◆ **Supplied information**
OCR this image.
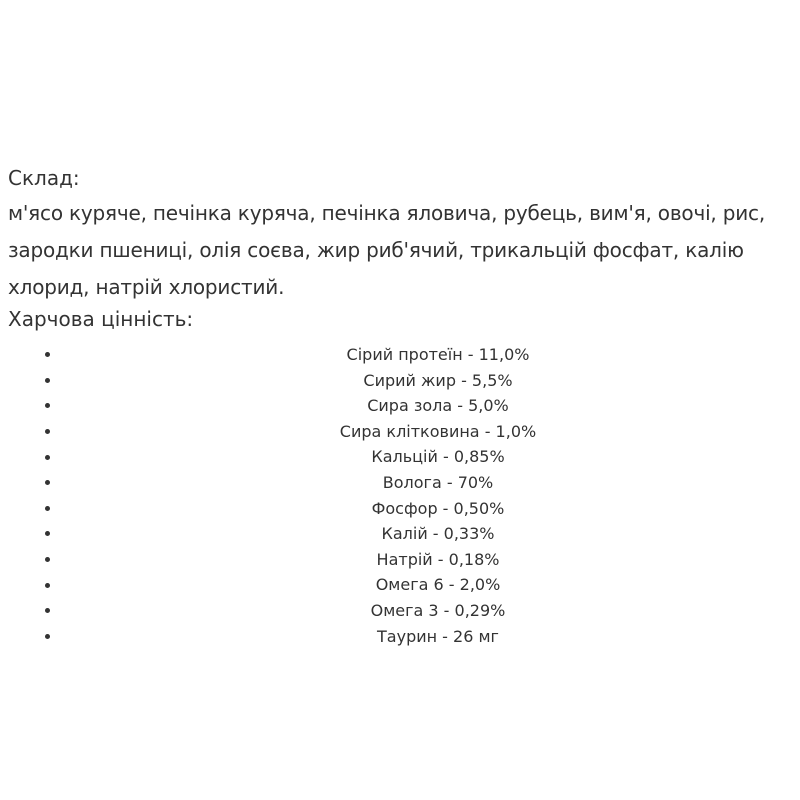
Склад:

м'ясо куряче, печінка куряча, печінка яловича, рубець, вим'я, овочі, рис, зародки пшениці, олія соєва, жир риб'ячий, трикальцій фосфат, калію хлорид, натрій хлористий.

Харчова цінність:
Сірий протеїн - 11,0%
Сирий жир - 5,5%
Сира зола - 5,0%
Сира клітковина - 1,0%
Кальцій - 0,85%
Волога - 70%
Фосфор - 0,50%
Калій - 0,33%
Натрій - 0,18%
Омега 6 - 2,0%
Омега 3 - 0,29%
Таурин - 26 мг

◆ **Exercise brief**
Write every record out again exactly; no pictures belong in the copy.

◆ **Task output**
OCR this image.
Склад:

м'ясо куряче, печінка куряча, печінка яловича, рубець, вим'я, овочі, рис, зародки пшениці, олія соєва, жир риб'ячий, трикальцій фосфат, калію хлорид, натрій хлористий.

Харчова цінність:
Сірий протеїн - 11,0%
Сирий жир - 5,5%
Сира зола - 5,0%
Сира клітковина - 1,0%
Кальцій - 0,85%
Волога - 70%
Фосфор - 0,50%
Калій - 0,33%
Натрій - 0,18%
Омега 6 - 2,0%
Омега 3 - 0,29%
Таурин - 26 мг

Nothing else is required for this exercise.